**WRITTEN INSTRUCTION**
Wherever the string "name" appears in the listing, copy that line.

Data extracted from a collection:
+--

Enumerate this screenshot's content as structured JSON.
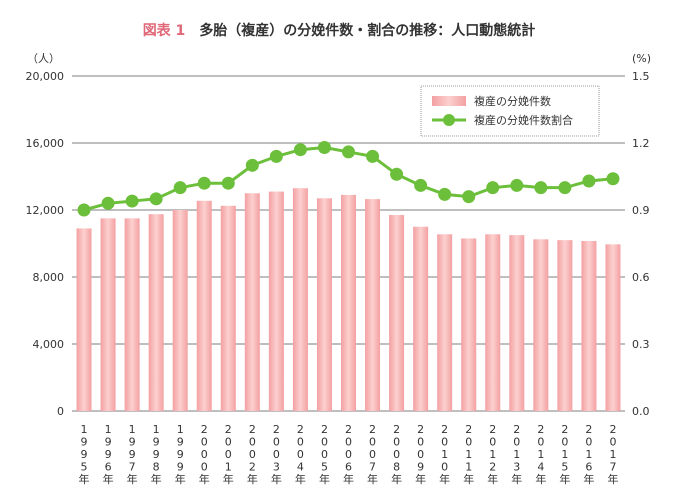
{
  "chart_data": {
    "type": "bar+line",
    "title_prefix": "図表 1",
    "title": "多胎（複産）の分娩件数・割合の推移：人口動態統計",
    "y_left_unit": "（人）",
    "y_right_unit": "(%)",
    "ylim_left": [
      0,
      20000
    ],
    "ylim_right": [
      0,
      1.5
    ],
    "y_left_ticks": [
      "0",
      "4,000",
      "8,000",
      "12,000",
      "16,000",
      "20,000"
    ],
    "y_right_ticks": [
      "0.0",
      "0.3",
      "0.6",
      "0.9",
      "1.2",
      "1.5"
    ],
    "grid": true,
    "legend_position": "top-right",
    "categories": [
      "1995年",
      "1996年",
      "1997年",
      "1998年",
      "1999年",
      "2000年",
      "2001年",
      "2002年",
      "2003年",
      "2004年",
      "2005年",
      "2006年",
      "2007年",
      "2008年",
      "2009年",
      "2010年",
      "2011年",
      "2012年",
      "2013年",
      "2014年",
      "2015年",
      "2016年",
      "2017年"
    ],
    "series": [
      {
        "name": "複産の分娩件数",
        "type": "bar",
        "axis": "left",
        "color": "#f4a6a6",
        "values": [
          10900,
          11500,
          11500,
          11750,
          12000,
          12550,
          12250,
          13000,
          13100,
          13300,
          12700,
          12900,
          12650,
          11700,
          11000,
          10550,
          10300,
          10550,
          10500,
          10250,
          10200,
          10150,
          9950
        ]
      },
      {
        "name": "複産の分娩件数割合",
        "type": "line",
        "axis": "right",
        "color": "#6cbf3a",
        "values": [
          0.9,
          0.93,
          0.94,
          0.95,
          1.0,
          1.02,
          1.02,
          1.1,
          1.14,
          1.17,
          1.18,
          1.16,
          1.14,
          1.06,
          1.01,
          0.97,
          0.96,
          1.0,
          1.01,
          1.0,
          1.0,
          1.03,
          1.04
        ]
      }
    ]
  }
}
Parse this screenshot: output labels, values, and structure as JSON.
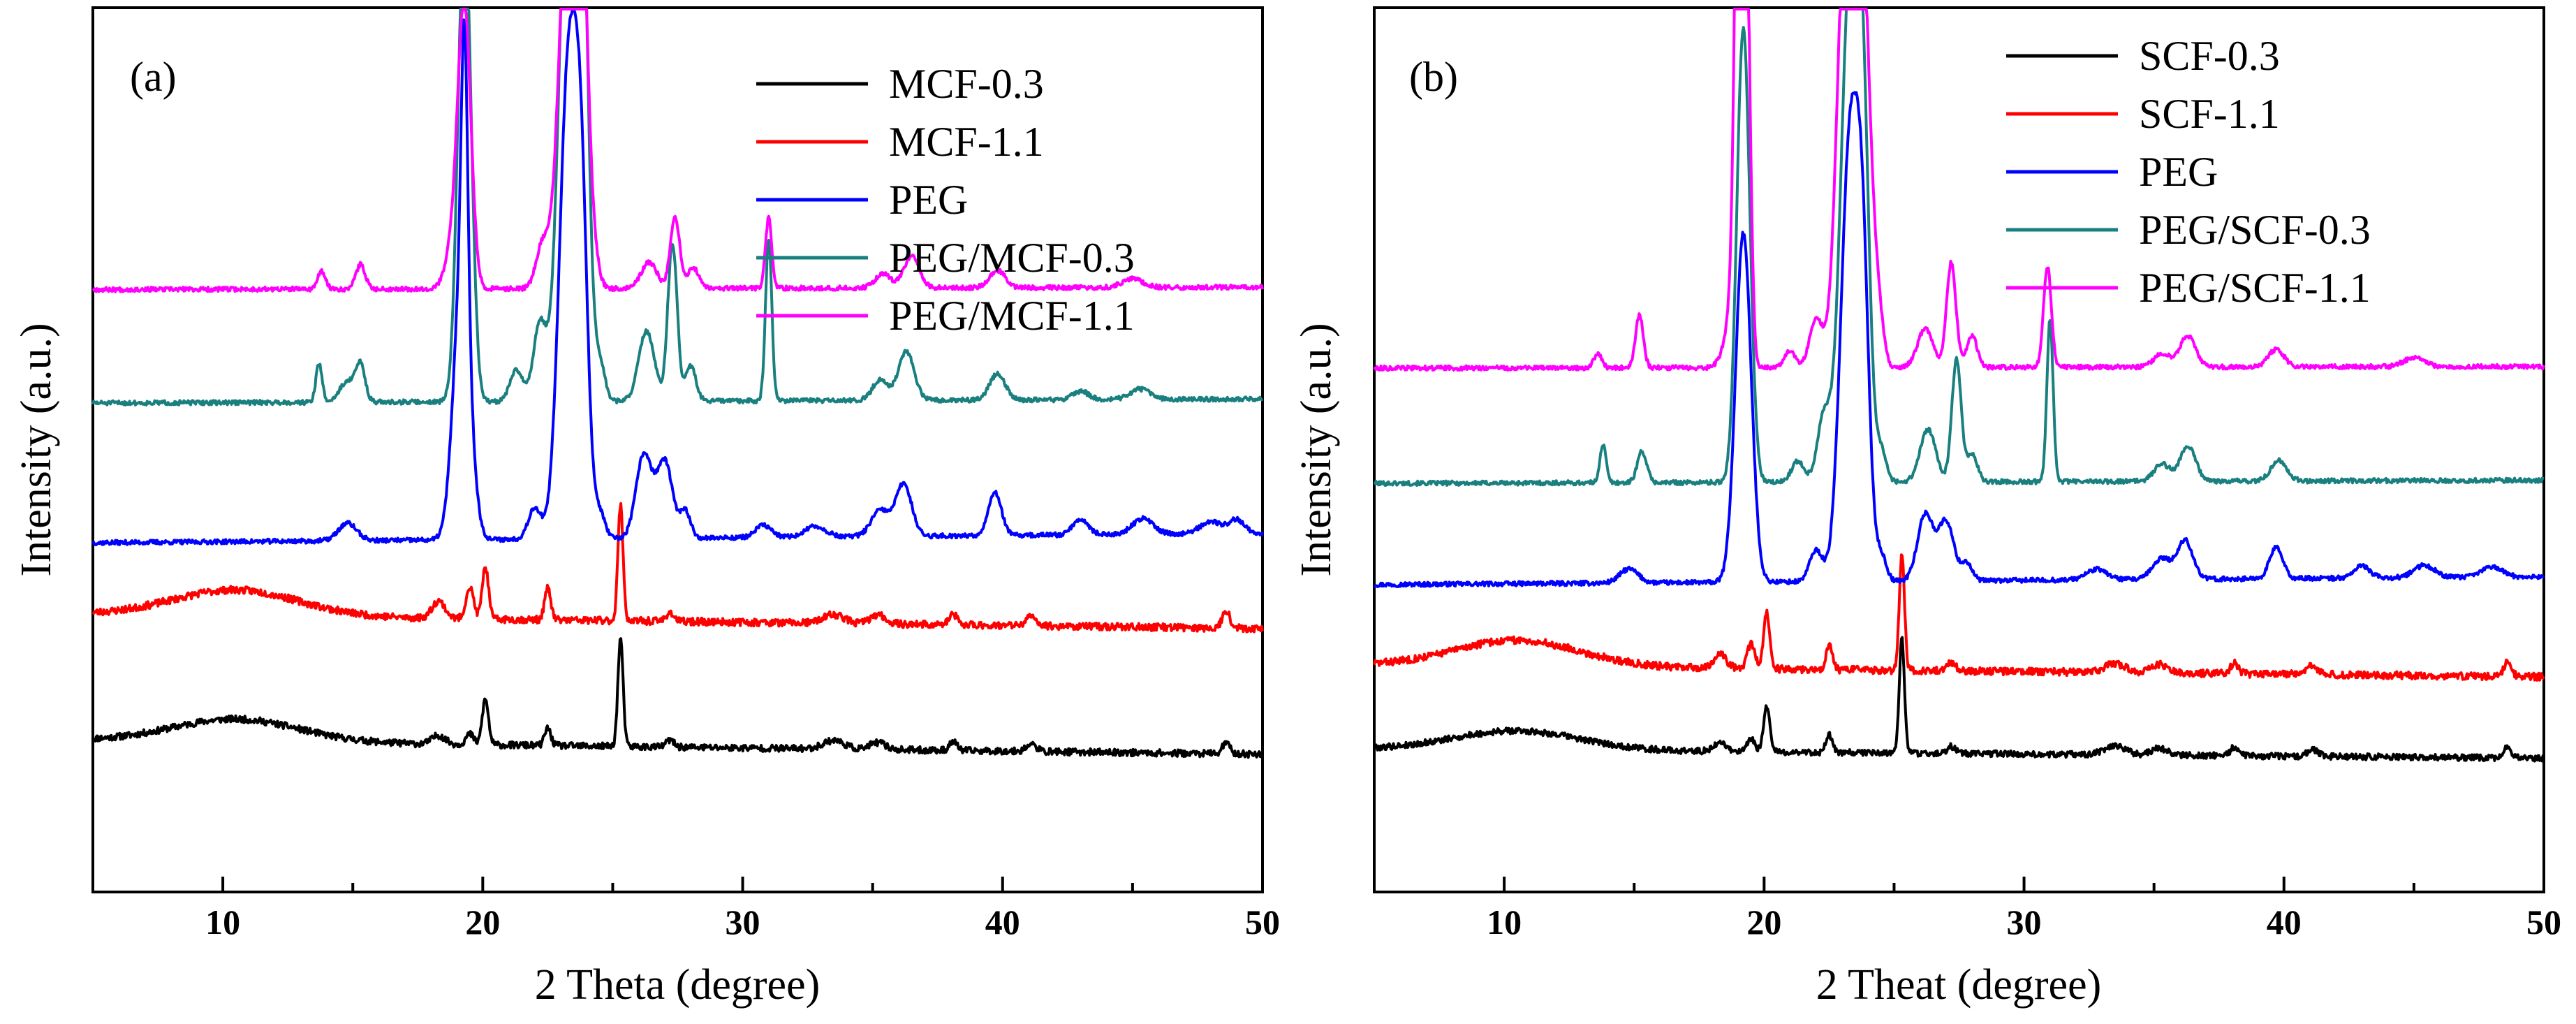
{
  "figure": {
    "description_free": true
  },
  "chart_data": [
    {
      "type": "line",
      "panel_label": "(a)",
      "xlabel": "2 Theta (degree)",
      "ylabel": "Intensity (a.u.)",
      "xlim": [
        5,
        50
      ],
      "xticks": [
        10,
        20,
        30,
        40,
        50
      ],
      "xtick_labels": [
        "10",
        "20",
        "30",
        "40",
        "50"
      ],
      "y_units": "arbitrary",
      "legend_position": "top-right",
      "series": [
        {
          "name": "MCF-0.3",
          "color": "#000000",
          "baseline": 35,
          "slope": 0.18,
          "noise": 1.2,
          "seed": 11,
          "peaks": [
            [
              10.5,
              13,
              2.4
            ],
            [
              18.3,
              5,
              0.25
            ],
            [
              19.5,
              6,
              0.15
            ],
            [
              20.1,
              26,
              0.12
            ],
            [
              22.5,
              10,
              0.12
            ],
            [
              25.3,
              62,
              0.1
            ],
            [
              27.2,
              4,
              0.15
            ],
            [
              33.5,
              5,
              0.4
            ],
            [
              35.2,
              4,
              0.3
            ],
            [
              38.1,
              5,
              0.15
            ],
            [
              41.1,
              4,
              0.2
            ],
            [
              48.6,
              6,
              0.15
            ]
          ]
        },
        {
          "name": "MCF-1.1",
          "color": "#ff0000",
          "baseline": 107,
          "slope": 0.18,
          "noise": 1.3,
          "seed": 23,
          "peaks": [
            [
              10.5,
              15,
              2.4
            ],
            [
              18.3,
              10,
              0.25
            ],
            [
              19.5,
              18,
              0.15
            ],
            [
              20.1,
              30,
              0.12
            ],
            [
              22.5,
              18,
              0.12
            ],
            [
              25.3,
              66,
              0.1
            ],
            [
              27.2,
              5,
              0.15
            ],
            [
              33.5,
              5,
              0.4
            ],
            [
              35.2,
              5,
              0.3
            ],
            [
              38.1,
              6,
              0.15
            ],
            [
              41.1,
              5,
              0.2
            ],
            [
              48.6,
              10,
              0.15
            ]
          ]
        },
        {
          "name": "PEG",
          "color": "#0000ff",
          "baseline": 148,
          "slope": -0.12,
          "noise": 0.8,
          "seed": 37,
          "peaks": [
            [
              14.8,
              10,
              0.35
            ],
            [
              19.2,
              155,
              0.32
            ],
            [
              19.3,
              150,
              0.12
            ],
            [
              22.0,
              18,
              0.25
            ],
            [
              23.3,
              270,
              0.35
            ],
            [
              23.8,
              150,
              0.25
            ],
            [
              24.5,
              15,
              0.2
            ],
            [
              26.2,
              48,
              0.3
            ],
            [
              27.0,
              44,
              0.3
            ],
            [
              27.8,
              15,
              0.2
            ],
            [
              30.8,
              7,
              0.3
            ],
            [
              32.8,
              6,
              0.4
            ],
            [
              35.3,
              15,
              0.35
            ],
            [
              36.2,
              30,
              0.3
            ],
            [
              39.7,
              25,
              0.25
            ],
            [
              43.0,
              9,
              0.3
            ],
            [
              45.4,
              9,
              0.4
            ],
            [
              48.0,
              7,
              0.4
            ],
            [
              49.0,
              8,
              0.3
            ]
          ]
        },
        {
          "name": "PEG/MCF-0.3",
          "color": "#1a7f7f",
          "baseline": 228,
          "slope": -0.05,
          "noise": 0.8,
          "seed": 51,
          "peaks": [
            [
              13.7,
              22,
              0.12
            ],
            [
              14.8,
              12,
              0.3
            ],
            [
              15.3,
              20,
              0.18
            ],
            [
              19.3,
              278,
              0.25
            ],
            [
              21.3,
              18,
              0.25
            ],
            [
              22.2,
              45,
              0.25
            ],
            [
              23.3,
              320,
              0.35
            ],
            [
              23.8,
              250,
              0.25
            ],
            [
              24.5,
              22,
              0.2
            ],
            [
              26.3,
              40,
              0.3
            ],
            [
              27.3,
              90,
              0.18
            ],
            [
              28.0,
              20,
              0.2
            ],
            [
              31.0,
              93,
              0.12
            ],
            [
              35.3,
              12,
              0.3
            ],
            [
              36.3,
              28,
              0.3
            ],
            [
              39.8,
              15,
              0.3
            ],
            [
              43.0,
              5,
              0.3
            ],
            [
              45.3,
              6,
              0.4
            ]
          ]
        },
        {
          "name": "PEG/MCF-1.1",
          "color": "#ff00ff",
          "baseline": 293,
          "slope": -0.03,
          "noise": 0.8,
          "seed": 67,
          "peaks": [
            [
              13.8,
              10,
              0.15
            ],
            [
              15.3,
              14,
              0.18
            ],
            [
              18.9,
              25,
              0.3
            ],
            [
              19.3,
              155,
              0.25
            ],
            [
              22.3,
              25,
              0.25
            ],
            [
              23.3,
              230,
              0.35
            ],
            [
              23.8,
              170,
              0.25
            ],
            [
              24.3,
              12,
              0.2
            ],
            [
              26.4,
              15,
              0.3
            ],
            [
              27.4,
              40,
              0.18
            ],
            [
              28.1,
              12,
              0.2
            ],
            [
              31.0,
              40,
              0.12
            ],
            [
              35.4,
              8,
              0.3
            ],
            [
              36.5,
              18,
              0.3
            ],
            [
              39.8,
              10,
              0.3
            ],
            [
              45.0,
              5,
              0.4
            ]
          ]
        }
      ]
    },
    {
      "type": "line",
      "panel_label": "(b)",
      "xlabel": "2 Theat (degree)",
      "ylabel": "Intensity (a.u.)",
      "xlim": [
        5,
        50
      ],
      "xticks": [
        10,
        20,
        30,
        40,
        50
      ],
      "xtick_labels": [
        "10",
        "20",
        "30",
        "40",
        "50"
      ],
      "y_units": "arbitrary",
      "legend_position": "top-right",
      "series": [
        {
          "name": "SCF-0.3",
          "color": "#000000",
          "baseline": 30,
          "slope": 0.12,
          "noise": 1.1,
          "seed": 79,
          "peaks": [
            [
              10.5,
              11,
              2.4
            ],
            [
              18.3,
              5,
              0.25
            ],
            [
              19.5,
              7,
              0.15
            ],
            [
              20.1,
              26,
              0.12
            ],
            [
              22.5,
              10,
              0.12
            ],
            [
              25.3,
              66,
              0.1
            ],
            [
              27.2,
              4,
              0.15
            ],
            [
              33.5,
              5,
              0.4
            ],
            [
              35.2,
              4,
              0.3
            ],
            [
              38.1,
              5,
              0.15
            ],
            [
              41.1,
              4,
              0.2
            ],
            [
              48.6,
              6,
              0.15
            ]
          ]
        },
        {
          "name": "SCF-1.1",
          "color": "#ff0000",
          "baseline": 78,
          "slope": 0.15,
          "noise": 1.3,
          "seed": 83,
          "peaks": [
            [
              10.5,
              15,
              2.4
            ],
            [
              18.3,
              8,
              0.25
            ],
            [
              19.5,
              14,
              0.15
            ],
            [
              20.1,
              32,
              0.12
            ],
            [
              22.5,
              14,
              0.12
            ],
            [
              25.3,
              66,
              0.1
            ],
            [
              27.2,
              5,
              0.15
            ],
            [
              33.5,
              5,
              0.4
            ],
            [
              35.2,
              5,
              0.3
            ],
            [
              38.1,
              6,
              0.15
            ],
            [
              41.1,
              5,
              0.2
            ],
            [
              48.6,
              8,
              0.15
            ]
          ]
        },
        {
          "name": "PEG",
          "color": "#0000ff",
          "baseline": 124,
          "slope": -0.1,
          "noise": 0.8,
          "seed": 97,
          "peaks": [
            [
              14.8,
              8,
              0.35
            ],
            [
              19.2,
              200,
              0.3
            ],
            [
              22.0,
              18,
              0.25
            ],
            [
              23.3,
              250,
              0.35
            ],
            [
              23.8,
              140,
              0.25
            ],
            [
              24.5,
              15,
              0.2
            ],
            [
              26.2,
              38,
              0.3
            ],
            [
              27.0,
              34,
              0.3
            ],
            [
              27.8,
              10,
              0.2
            ],
            [
              32.8,
              6,
              0.4
            ],
            [
              35.3,
              12,
              0.35
            ],
            [
              36.2,
              22,
              0.3
            ],
            [
              39.7,
              18,
              0.25
            ],
            [
              43.0,
              7,
              0.3
            ],
            [
              45.4,
              7,
              0.4
            ],
            [
              48.0,
              6,
              0.4
            ]
          ]
        },
        {
          "name": "PEG/SCF-0.3",
          "color": "#1a7f7f",
          "baseline": 182,
          "slope": -0.04,
          "noise": 0.8,
          "seed": 101,
          "peaks": [
            [
              13.8,
              22,
              0.12
            ],
            [
              15.3,
              18,
              0.18
            ],
            [
              19.2,
              260,
              0.25
            ],
            [
              21.3,
              12,
              0.25
            ],
            [
              22.3,
              38,
              0.25
            ],
            [
              23.3,
              285,
              0.35
            ],
            [
              23.8,
              170,
              0.25
            ],
            [
              24.5,
              18,
              0.2
            ],
            [
              26.3,
              30,
              0.3
            ],
            [
              27.4,
              70,
              0.18
            ],
            [
              28.0,
              16,
              0.2
            ],
            [
              31.0,
              93,
              0.12
            ],
            [
              35.3,
              10,
              0.3
            ],
            [
              36.3,
              20,
              0.3
            ],
            [
              39.8,
              12,
              0.3
            ]
          ]
        },
        {
          "name": "PEG/SCF-1.1",
          "color": "#ff00ff",
          "baseline": 248,
          "slope": -0.02,
          "noise": 0.8,
          "seed": 113,
          "peaks": [
            [
              13.6,
              8,
              0.15
            ],
            [
              15.2,
              30,
              0.15
            ],
            [
              18.8,
              30,
              0.3
            ],
            [
              19.1,
              450,
              0.18
            ],
            [
              19.35,
              120,
              0.15
            ],
            [
              21.0,
              10,
              0.2
            ],
            [
              22.0,
              28,
              0.25
            ],
            [
              23.2,
              285,
              0.35
            ],
            [
              23.8,
              200,
              0.3
            ],
            [
              24.4,
              25,
              0.2
            ],
            [
              26.2,
              22,
              0.3
            ],
            [
              27.2,
              60,
              0.18
            ],
            [
              28.0,
              18,
              0.2
            ],
            [
              30.9,
              58,
              0.15
            ],
            [
              35.3,
              8,
              0.3
            ],
            [
              36.3,
              18,
              0.3
            ],
            [
              39.7,
              10,
              0.3
            ],
            [
              45.0,
              5,
              0.4
            ]
          ]
        }
      ]
    }
  ]
}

+--

**ANSWER TO THIS TASK**
        "name": "複産の分娩件数",
        "name": "複産の分娩件数割合",
          "name": "MCF-0.3",
          "name": "MCF-1.1",
          "name": "PEG",
          "name": "PEG/MCF-0.3",
          "name": "PEG/MCF-1.1",
          "name": "SCF-0.3",
          "name": "SCF-1.1",
          "name": "PEG",
          "name": "PEG/SCF-0.3",
          "name": "PEG/SCF-1.1",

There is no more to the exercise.